**What you need to do**
Set down each line of the data below exactly as it stands, dropping the pictures.
▬▬▬▬▬▬
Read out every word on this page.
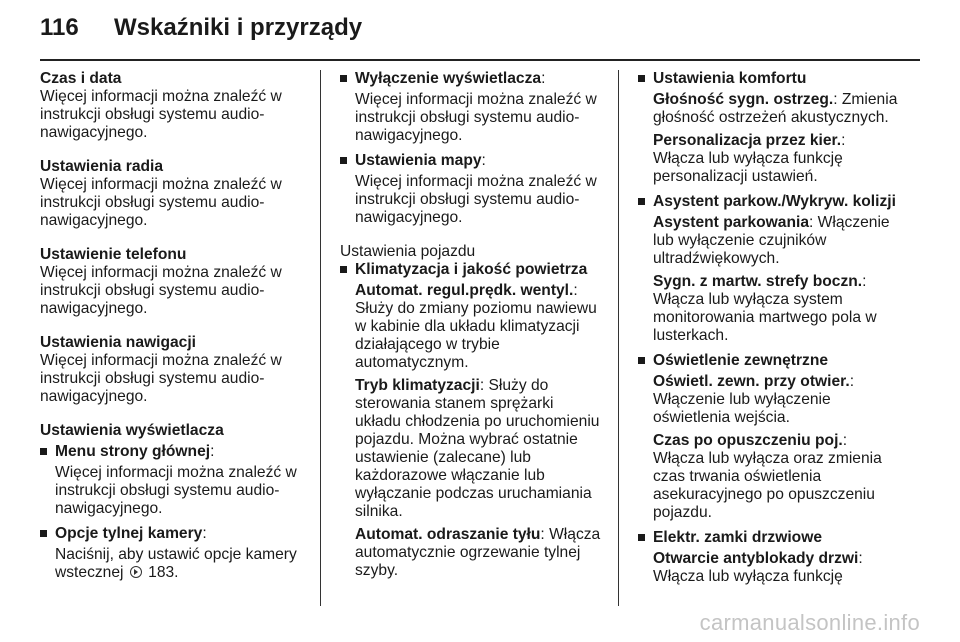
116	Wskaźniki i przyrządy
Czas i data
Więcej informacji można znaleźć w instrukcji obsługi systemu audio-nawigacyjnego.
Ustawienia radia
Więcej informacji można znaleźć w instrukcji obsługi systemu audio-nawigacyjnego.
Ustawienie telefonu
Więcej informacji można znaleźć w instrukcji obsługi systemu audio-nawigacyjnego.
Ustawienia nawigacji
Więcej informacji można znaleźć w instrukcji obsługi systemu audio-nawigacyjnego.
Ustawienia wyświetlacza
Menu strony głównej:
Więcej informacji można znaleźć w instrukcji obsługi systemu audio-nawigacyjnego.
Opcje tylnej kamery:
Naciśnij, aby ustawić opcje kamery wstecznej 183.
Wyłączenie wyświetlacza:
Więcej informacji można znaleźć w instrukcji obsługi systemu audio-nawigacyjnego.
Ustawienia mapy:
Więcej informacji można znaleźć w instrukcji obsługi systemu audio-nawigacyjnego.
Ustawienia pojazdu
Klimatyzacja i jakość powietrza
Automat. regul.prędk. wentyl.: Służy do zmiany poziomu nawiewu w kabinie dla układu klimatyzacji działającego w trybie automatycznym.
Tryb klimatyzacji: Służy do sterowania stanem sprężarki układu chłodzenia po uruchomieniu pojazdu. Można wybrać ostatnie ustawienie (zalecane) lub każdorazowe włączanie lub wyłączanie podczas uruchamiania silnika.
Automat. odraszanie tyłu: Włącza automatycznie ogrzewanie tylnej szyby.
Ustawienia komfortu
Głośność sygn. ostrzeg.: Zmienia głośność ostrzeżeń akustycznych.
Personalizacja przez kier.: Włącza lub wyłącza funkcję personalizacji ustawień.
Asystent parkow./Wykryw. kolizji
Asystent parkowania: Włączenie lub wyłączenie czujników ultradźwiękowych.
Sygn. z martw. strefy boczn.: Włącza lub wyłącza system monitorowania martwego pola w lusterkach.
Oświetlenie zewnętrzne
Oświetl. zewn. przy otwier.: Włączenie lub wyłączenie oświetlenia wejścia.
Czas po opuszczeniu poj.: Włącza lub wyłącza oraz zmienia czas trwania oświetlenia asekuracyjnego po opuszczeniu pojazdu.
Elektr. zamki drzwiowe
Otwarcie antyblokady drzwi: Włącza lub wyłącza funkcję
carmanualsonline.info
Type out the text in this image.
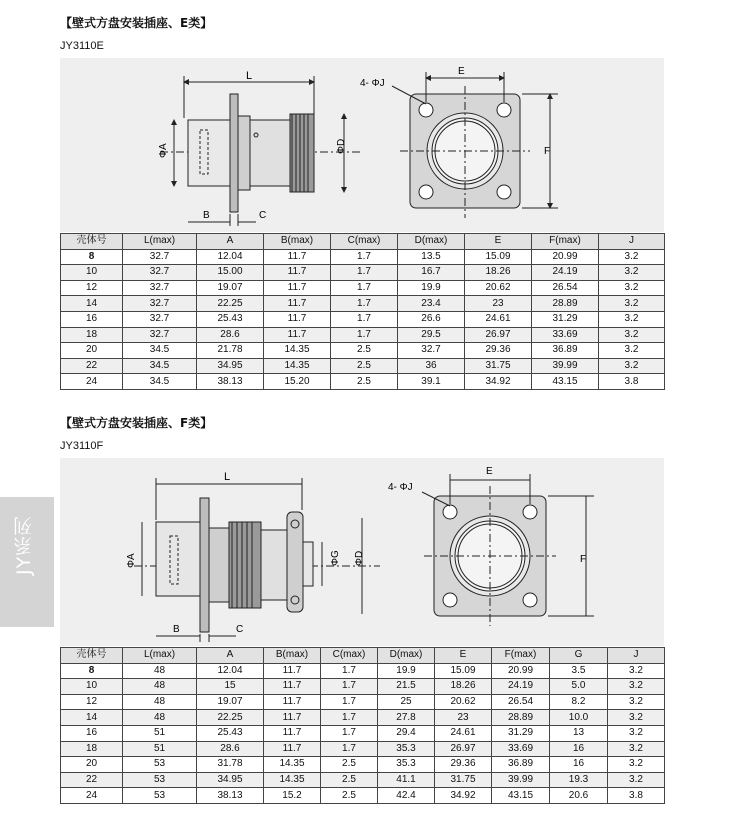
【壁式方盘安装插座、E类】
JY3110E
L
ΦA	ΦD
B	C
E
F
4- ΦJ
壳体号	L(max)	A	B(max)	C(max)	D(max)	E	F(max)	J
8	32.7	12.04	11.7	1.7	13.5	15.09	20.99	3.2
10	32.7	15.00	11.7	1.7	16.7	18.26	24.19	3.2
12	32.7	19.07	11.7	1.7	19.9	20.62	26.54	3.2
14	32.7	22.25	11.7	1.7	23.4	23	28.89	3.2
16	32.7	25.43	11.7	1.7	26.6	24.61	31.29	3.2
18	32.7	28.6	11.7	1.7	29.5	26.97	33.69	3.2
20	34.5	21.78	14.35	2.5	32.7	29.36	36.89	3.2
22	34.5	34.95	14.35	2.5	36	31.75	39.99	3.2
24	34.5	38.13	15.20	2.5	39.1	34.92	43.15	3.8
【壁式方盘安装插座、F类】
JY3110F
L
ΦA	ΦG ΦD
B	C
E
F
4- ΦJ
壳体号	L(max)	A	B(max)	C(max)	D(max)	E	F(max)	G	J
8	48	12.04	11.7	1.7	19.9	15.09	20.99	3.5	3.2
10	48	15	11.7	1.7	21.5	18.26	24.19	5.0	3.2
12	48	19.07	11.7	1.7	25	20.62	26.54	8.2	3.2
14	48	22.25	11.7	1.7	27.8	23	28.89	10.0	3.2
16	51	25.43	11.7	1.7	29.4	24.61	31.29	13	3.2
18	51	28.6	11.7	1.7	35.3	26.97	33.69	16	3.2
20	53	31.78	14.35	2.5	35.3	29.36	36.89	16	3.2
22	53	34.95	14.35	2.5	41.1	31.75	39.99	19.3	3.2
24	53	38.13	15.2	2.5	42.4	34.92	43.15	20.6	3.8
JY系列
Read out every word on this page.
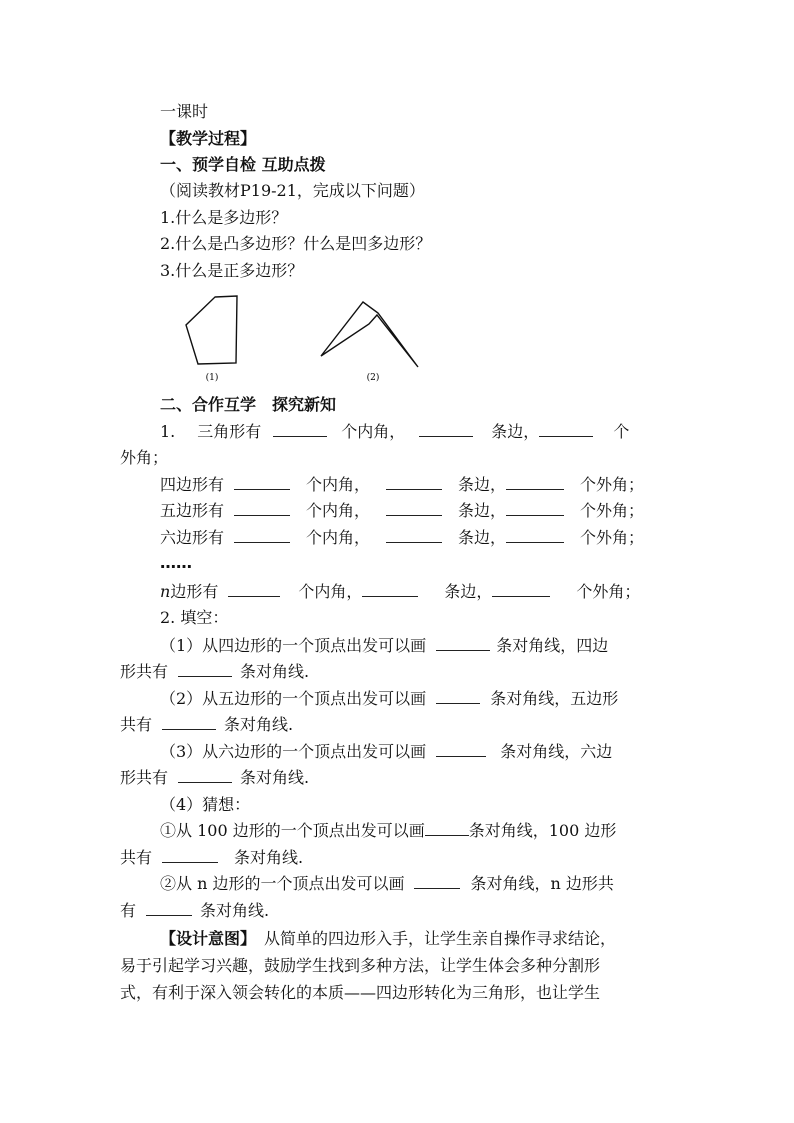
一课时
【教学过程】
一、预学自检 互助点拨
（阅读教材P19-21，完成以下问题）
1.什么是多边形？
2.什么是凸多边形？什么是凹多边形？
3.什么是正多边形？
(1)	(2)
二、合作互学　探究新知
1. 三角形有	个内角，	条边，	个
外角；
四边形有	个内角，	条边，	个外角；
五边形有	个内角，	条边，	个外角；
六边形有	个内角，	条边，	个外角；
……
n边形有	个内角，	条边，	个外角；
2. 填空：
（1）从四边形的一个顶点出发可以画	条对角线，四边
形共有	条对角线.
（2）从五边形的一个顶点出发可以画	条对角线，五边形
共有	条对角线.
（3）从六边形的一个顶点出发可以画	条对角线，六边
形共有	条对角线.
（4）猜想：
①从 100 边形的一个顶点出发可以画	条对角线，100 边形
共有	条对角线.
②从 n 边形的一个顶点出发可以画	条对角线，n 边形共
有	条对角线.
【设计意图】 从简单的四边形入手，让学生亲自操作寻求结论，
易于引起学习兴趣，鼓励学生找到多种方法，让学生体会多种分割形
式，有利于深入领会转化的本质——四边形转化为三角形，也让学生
▬▬▬▬▬▬
**Correct output**
Read out every word on this page.
116	Wskaźniki i przyrządy
Czas i data
Więcej informacji można znaleźć w instrukcji obsługi systemu audio-nawigacyjnego.
Ustawienia radia
Więcej informacji można znaleźć w instrukcji obsługi systemu audio-nawigacyjnego.
Ustawienie telefonu
Więcej informacji można znaleźć w instrukcji obsługi systemu audio-nawigacyjnego.
Ustawienia nawigacji
Więcej informacji można znaleźć w instrukcji obsługi systemu audio-nawigacyjnego.
Ustawienia wyświetlacza
Menu strony głównej:
Więcej informacji można znaleźć w instrukcji obsługi systemu audio-nawigacyjnego.
Opcje tylnej kamery:
Naciśnij, aby ustawić opcje kamery wstecznej 183.
Wyłączenie wyświetlacza:
Więcej informacji można znaleźć w instrukcji obsługi systemu audio-nawigacyjnego.
Ustawienia mapy:
Więcej informacji można znaleźć w instrukcji obsługi systemu audio-nawigacyjnego.
Ustawienia pojazdu
Klimatyzacja i jakość powietrza
Automat. regul.prędk. wentyl.: Służy do zmiany poziomu nawiewu w kabinie dla układu klimatyzacji działającego w trybie automatycznym.
Tryb klimatyzacji: Służy do sterowania stanem sprężarki układu chłodzenia po uruchomieniu pojazdu. Można wybrać ostatnie ustawienie (zalecane) lub każdorazowe włączanie lub wyłączanie podczas uruchamiania silnika.
Automat. odraszanie tyłu: Włącza automatycznie ogrzewanie tylnej szyby.
Ustawienia komfortu
Głośność sygn. ostrzeg.: Zmienia głośność ostrzeżeń akustycznych.
Personalizacja przez kier.: Włącza lub wyłącza funkcję personalizacji ustawień.
Asystent parkow./Wykryw. kolizji
Asystent parkowania: Włączenie lub wyłączenie czujników ultradźwiękowych.
Sygn. z martw. strefy boczn.: Włącza lub wyłącza system monitorowania martwego pola w lusterkach.
Oświetlenie zewnętrzne
Oświetl. zewn. przy otwier.: Włączenie lub wyłączenie oświetlenia wejścia.
Czas po opuszczeniu poj.: Włącza lub wyłącza oraz zmienia czas trwania oświetlenia asekuracyjnego po opuszczeniu pojazdu.
Elektr. zamki drzwiowe
Otwarcie antyblokady drzwi: Włącza lub wyłącza funkcję
carmanualsonline.info
Type out the text in this image.
【壁式方盘安装插座、E类】
JY3110E
L
ΦA	ΦD
B	C
E
F
4- ΦJ
壳体号	L(max)	A	B(max)	C(max)	D(max)	E	F(max)	J
8	32.7	12.04	11.7	1.7	13.5	15.09	20.99	3.2
10	32.7	15.00	11.7	1.7	16.7	18.26	24.19	3.2
12	32.7	19.07	11.7	1.7	19.9	20.62	26.54	3.2
14	32.7	22.25	11.7	1.7	23.4	23	28.89	3.2
16	32.7	25.43	11.7	1.7	26.6	24.61	31.29	3.2
18	32.7	28.6	11.7	1.7	29.5	26.97	33.69	3.2
20	34.5	21.78	14.35	2.5	32.7	29.36	36.89	3.2
22	34.5	34.95	14.35	2.5	36	31.75	39.99	3.2
24	34.5	38.13	15.20	2.5	39.1	34.92	43.15	3.8
【壁式方盘安装插座、F类】
JY3110F
L
ΦA	ΦG ΦD
B	C
E
F
4- ΦJ
壳体号	L(max)	A	B(max)	C(max)	D(max)	E	F(max)	G	J
8	48	12.04	11.7	1.7	19.9	15.09	20.99	3.5	3.2
10	48	15	11.7	1.7	21.5	18.26	24.19	5.0	3.2
12	48	19.07	11.7	1.7	25	20.62	26.54	8.2	3.2
14	48	22.25	11.7	1.7	27.8	23	28.89	10.0	3.2
16	51	25.43	11.7	1.7	29.4	24.61	31.29	13	3.2
18	51	28.6	11.7	1.7	35.3	26.97	33.69	16	3.2
20	53	31.78	14.35	2.5	35.3	29.36	36.89	16	3.2
22	53	34.95	14.35	2.5	41.1	31.75	39.99	19.3	3.2
24	53	38.13	15.2	2.5	42.4	34.92	43.15	20.6	3.8
JY系列
Read out every word on this page.
一课时
【教学过程】
一、预学自检 互助点拨
（阅读教材P19-21，完成以下问题）
1.什么是多边形？
2.什么是凸多边形？什么是凹多边形？
3.什么是正多边形？
(1)	(2)
二、合作互学　探究新知
1. 三角形有	个内角，	条边，	个
外角；
四边形有	个内角，	条边，	个外角；
五边形有	个内角，	条边，	个外角；
六边形有	个内角，	条边，	个外角；
……
n边形有	个内角，	条边，	个外角；
2. 填空：
（1）从四边形的一个顶点出发可以画	条对角线，四边
形共有	条对角线.
（2）从五边形的一个顶点出发可以画	条对角线，五边形
共有	条对角线.
（3）从六边形的一个顶点出发可以画	条对角线，六边
形共有	条对角线.
（4）猜想：
①从 100 边形的一个顶点出发可以画	条对角线，100 边形
共有	条对角线.
②从 n 边形的一个顶点出发可以画	条对角线，n 边形共
有	条对角线.
【设计意图】 从简单的四边形入手，让学生亲自操作寻求结论，
易于引起学习兴趣，鼓励学生找到多种方法，让学生体会多种分割形
式，有利于深入领会转化的本质——四边形转化为三角形，也让学生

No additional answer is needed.